Extracted data entries
** Start **
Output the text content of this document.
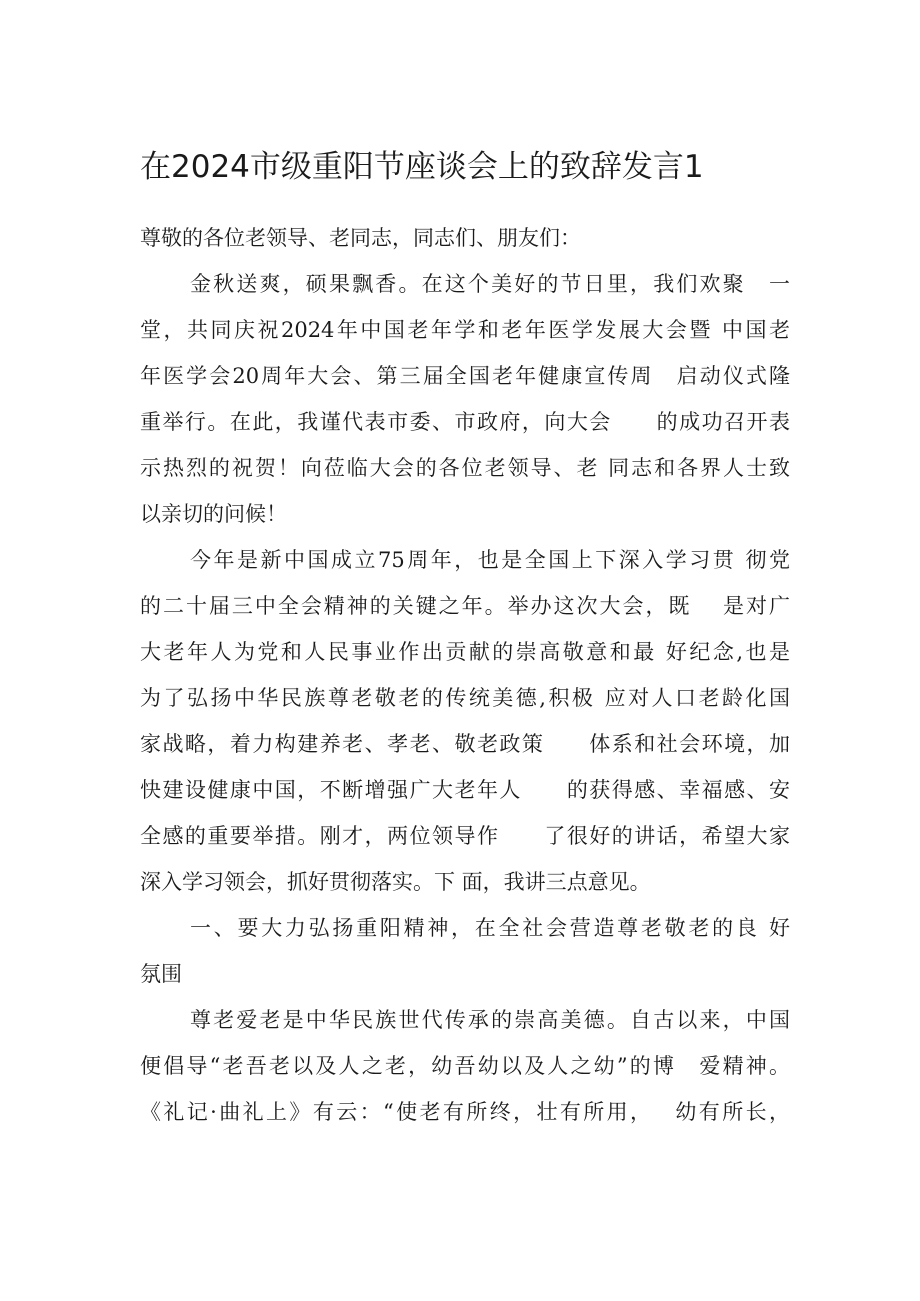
在2024市级重阳节座谈会上的致辞发言1
尊敬的各位老领导、老同志，同志们、朋友们：
金秋送爽，硕果飘香。在这个美好的节日里，我们欢聚　一
堂，共同庆祝2024年中国老年学和老年医学发展大会暨 中国老
年医学会20周年大会、第三届全国老年健康宣传周　启动仪式隆
重举行。在此，我谨代表市委、市政府，向大会　　的成功召开表
示热烈的祝贺！向莅临大会的各位老领导、老 同志和各界人士致
以亲切的问候！
今年是新中国成立75周年，也是全国上下深入学习贯 彻党
的二十届三中全会精神的关键之年。举办这次大会，既　 是对广
大老年人为党和人民事业作出贡献的崇高敬意和最 好纪念,也是
为了弘扬中华民族尊老敬老的传统美德,积极 应对人口老龄化国
家战略，着力构建养老、孝老、敬老政策　　体系和社会环境，加
快建设健康中国，不断增强广大老年人　　的获得感、幸福感、安
全感的重要举措。刚才，两位领导作　　了很好的讲话，希望大家
深入学习领会，抓好贯彻落实。下 面，我讲三点意见。
一、要大力弘扬重阳精神，在全社会营造尊老敬老的良 好
氛围
尊老爱老是中华民族世代传承的崇高美德。自古以来，中国
便倡导“老吾老以及人之老，幼吾幼以及人之幼”的博　爱精神。
《礼记·曲礼上》有云：“使老有所终，壮有所用，　 幼有所长，
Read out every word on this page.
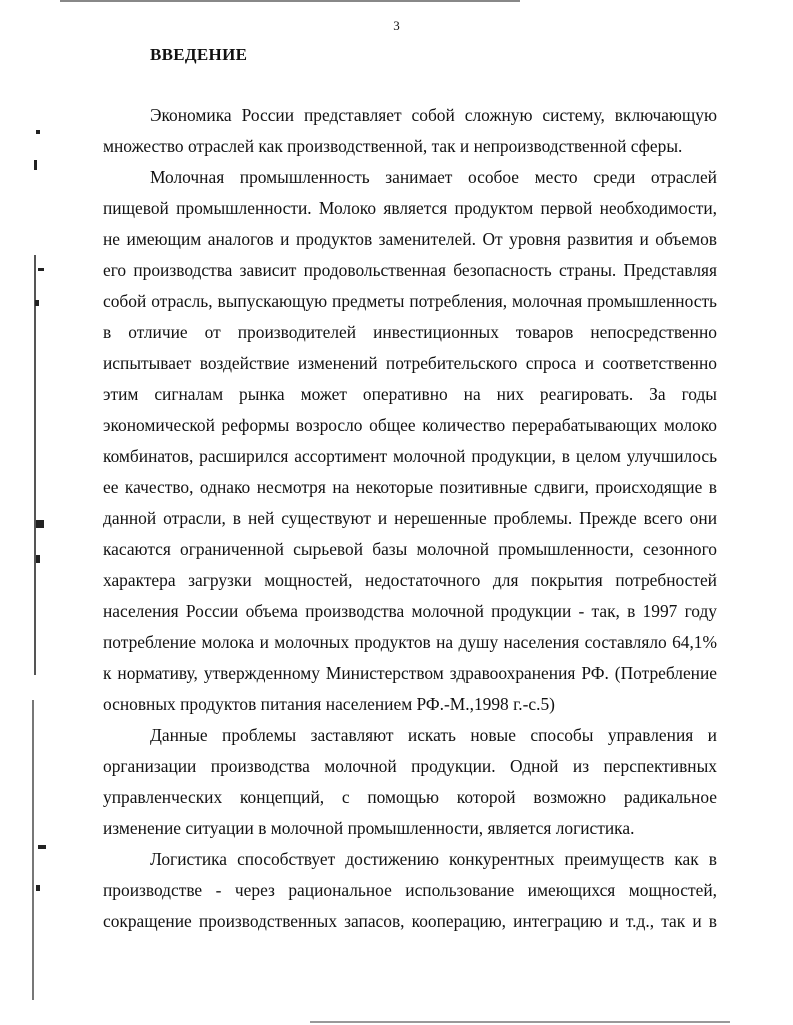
3
ВВЕДЕНИЕ

Экономика России представляет собой сложную систему, включающую множество отраслей как производственной, так и непроизводственной сферы.

Молочная промышленность занимает особое место среди отраслей пищевой промышленности. Молоко является продуктом первой необходимости, не имеющим аналогов и продуктов заменителей. От уровня развития и объемов его производства зависит продовольственная безопасность страны. Представляя собой отрасль, выпускающую предметы потребления, молочная промышленность в отличие от производителей инвестиционных товаров непосредственно испытывает воздействие изменений потребительского спроса и соответственно этим сигналам рынка может оперативно на них реагировать. За годы экономической реформы возросло общее количество перерабатывающих молоко комбинатов, расширился ассортимент молочной продукции, в целом улучшилось ее качество, однако несмотря на некоторые позитивные сдвиги, происходящие в данной отрасли, в ней существуют и нерешенные проблемы. Прежде всего они касаются ограниченной сырьевой базы молочной промышленности, сезонного характера загрузки мощностей, недостаточного для покрытия потребностей населения России объема производства молочной продукции - так, в 1997 году потребление молока и молочных продуктов на душу населения составляло 64,1% к нормативу, утвержденному Министерством здравоохранения РФ. (Потребление основных продуктов питания населением РФ.-М.,1998 г.-с.5)

Данные проблемы заставляют искать новые способы управления и организации производства молочной продукции. Одной из перспективных управленческих концепций, с помощью которой возможно радикальное изменение ситуации в молочной промышленности, является логистика.

Логистика способствует достижению конкурентных преимуществ как в производстве - через рациональное использование имеющихся мощностей, сокращение производственных запасов, кооперацию, интеграцию и т.д., так и в
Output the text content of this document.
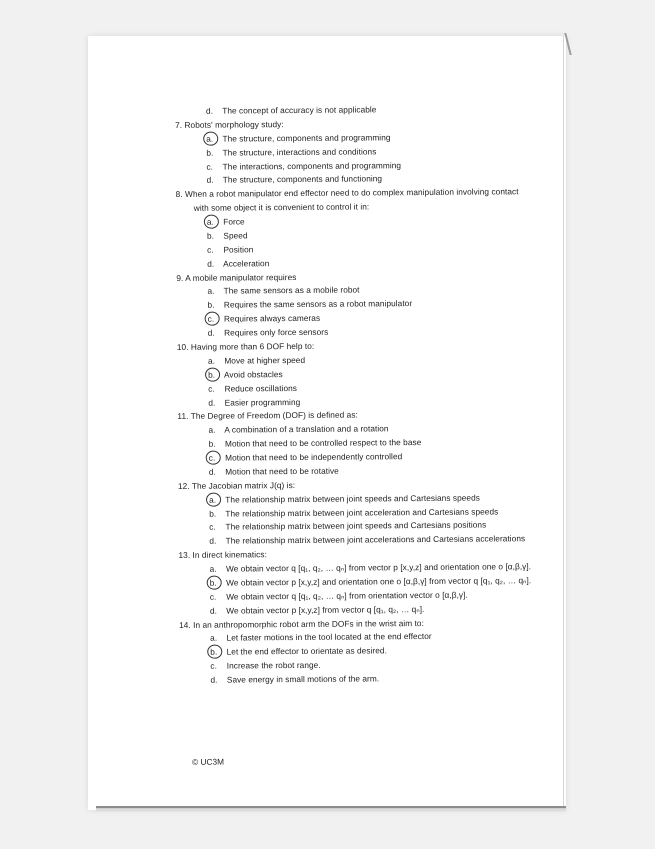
© UC3M
d. The concept of accuracy is not applicable
7. Robots' morphology study:
a. The structure, components and programming
b. The structure, interactions and conditions
c. The interactions, components and programming
d. The structure, components and functioning
8. When a robot manipulator end effector need to do complex manipulation involving contact
with some object it is convenient to control it in:
a. Force
b. Speed
c. Position
d. Acceleration
9. A mobile manipulator requires
a. The same sensors as a mobile robot
b. Requires the same sensors as a robot manipulator
c. Requires always cameras
d. Requires only force sensors
10. Having more than 6 DOF help to:
a. Move at higher speed
b. Avoid obstacles
c. Reduce oscillations
d. Easier programming
11. The Degree of Freedom (DOF) is defined as:
a. A combination of a translation and a rotation
b. Motion that need to be controlled respect to the base
c. Motion that need to be independently controlled
d. Motion that need to be rotative
12. The Jacobian matrix J(q) is:
a. The relationship matrix between joint speeds and Cartesians speeds
b. The relationship matrix between joint acceleration and Cartesians speeds
c. The relationship matrix between joint speeds and Cartesians positions
d. The relationship matrix between joint accelerations and Cartesians accelerations
13. In direct kinematics:
a. We obtain vector q [q₁, q₂, … qₙ] from vector p [x,y,z] and orientation one o [α,β,γ].
b. We obtain vector p [x,y,z] and orientation one o [α,β,γ] from vector q [q₁, q₂, … qₙ].
c. We obtain vector q [q₁, q₂, … qₙ] from orientation vector o [α,β,γ].
d. We obtain vector p [x,y,z] from vector q [q₁, q₂, … qₙ].
14. In an anthropomorphic robot arm the DOFs in the wrist aim to:
a. Let faster motions in the tool located at the end effector
b. Let the end effector to orientate as desired.
c. Increase the robot range.
d. Save energy in small motions of the arm.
** End **
### PROBLEM STATEMENT
Write out the listing above again, exactly, but with no pictures in the copy.

### RESPONSE TO THIS TASK
Output the text content of this document.
在2024市级重阳节座谈会上的致辞发言1
尊敬的各位老领导、老同志，同志们、朋友们：
金秋送爽，硕果飘香。在这个美好的节日里，我们欢聚　一
堂，共同庆祝2024年中国老年学和老年医学发展大会暨 中国老
年医学会20周年大会、第三届全国老年健康宣传周　启动仪式隆
重举行。在此，我谨代表市委、市政府，向大会　　的成功召开表
示热烈的祝贺！向莅临大会的各位老领导、老 同志和各界人士致
以亲切的问候！
今年是新中国成立75周年，也是全国上下深入学习贯 彻党
的二十届三中全会精神的关键之年。举办这次大会，既　 是对广
大老年人为党和人民事业作出贡献的崇高敬意和最 好纪念,也是
为了弘扬中华民族尊老敬老的传统美德,积极 应对人口老龄化国
家战略，着力构建养老、孝老、敬老政策　　体系和社会环境，加
快建设健康中国，不断增强广大老年人　　的获得感、幸福感、安
全感的重要举措。刚才，两位领导作　　了很好的讲话，希望大家
深入学习领会，抓好贯彻落实。下 面，我讲三点意见。
一、要大力弘扬重阳精神，在全社会营造尊老敬老的良 好
氛围
尊老爱老是中华民族世代传承的崇高美德。自古以来，中国
便倡导“老吾老以及人之老，幼吾幼以及人之幼”的博　爱精神。
《礼记·曲礼上》有云：“使老有所终，壮有所用，　 幼有所长，
Read out every word on this page.
3
ВВЕДЕНИЕ

Экономика России представляет собой сложную систему, включающую множество отраслей как производственной, так и непроизводственной сферы.

Молочная промышленность занимает особое место среди отраслей пищевой промышленности. Молоко является продуктом первой необходимости, не имеющим аналогов и продуктов заменителей. От уровня развития и объемов его производства зависит продовольственная безопасность страны. Представляя собой отрасль, выпускающую предметы потребления, молочная промышленность в отличие от производителей инвестиционных товаров непосредственно испытывает воздействие изменений потребительского спроса и соответственно этим сигналам рынка может оперативно на них реагировать. За годы экономической реформы возросло общее количество перерабатывающих молоко комбинатов, расширился ассортимент молочной продукции, в целом улучшилось ее качество, однако несмотря на некоторые позитивные сдвиги, происходящие в данной отрасли, в ней существуют и нерешенные проблемы. Прежде всего они касаются ограниченной сырьевой базы молочной промышленности, сезонного характера загрузки мощностей, недостаточного для покрытия потребностей населения России объема производства молочной продукции - так, в 1997 году потребление молока и молочных продуктов на душу населения составляло 64,1% к нормативу, утвержденному Министерством здравоохранения РФ. (Потребление основных продуктов питания населением РФ.-М.,1998 г.-с.5)

Данные проблемы заставляют искать новые способы управления и организации производства молочной продукции. Одной из перспективных управленческих концепций, с помощью которой возможно радикальное изменение ситуации в молочной промышленности, является логистика.

Логистика способствует достижению конкурентных преимуществ как в производстве - через рациональное использование имеющихся мощностей, сокращение производственных запасов, кооперацию, интеграцию и т.д., так и в
Output the text content of this document.
© UC3M
d. The concept of accuracy is not applicable
7. Robots' morphology study:
a. The structure, components and programming
b. The structure, interactions and conditions
c. The interactions, components and programming
d. The structure, components and functioning
8. When a robot manipulator end effector need to do complex manipulation involving contact
with some object it is convenient to control it in:
a. Force
b. Speed
c. Position
d. Acceleration
9. A mobile manipulator requires
a. The same sensors as a mobile robot
b. Requires the same sensors as a robot manipulator
c. Requires always cameras
d. Requires only force sensors
10. Having more than 6 DOF help to:
a. Move at higher speed
b. Avoid obstacles
c. Reduce oscillations
d. Easier programming
11. The Degree of Freedom (DOF) is defined as:
a. A combination of a translation and a rotation
b. Motion that need to be controlled respect to the base
c. Motion that need to be independently controlled
d. Motion that need to be rotative
12. The Jacobian matrix J(q) is:
a. The relationship matrix between joint speeds and Cartesians speeds
b. The relationship matrix between joint acceleration and Cartesians speeds
c. The relationship matrix between joint speeds and Cartesians positions
d. The relationship matrix between joint accelerations and Cartesians accelerations
13. In direct kinematics:
a. We obtain vector q [q₁, q₂, … qₙ] from vector p [x,y,z] and orientation one o [α,β,γ].
b. We obtain vector p [x,y,z] and orientation one o [α,β,γ] from vector q [q₁, q₂, … qₙ].
c. We obtain vector q [q₁, q₂, … qₙ] from orientation vector o [α,β,γ].
d. We obtain vector p [x,y,z] from vector q [q₁, q₂, … qₙ].
14. In an anthropomorphic robot arm the DOFs in the wrist aim to:
a. Let faster motions in the tool located at the end effector
b. Let the end effector to orientate as desired.
c. Increase the robot range.
d. Save energy in small motions of the arm.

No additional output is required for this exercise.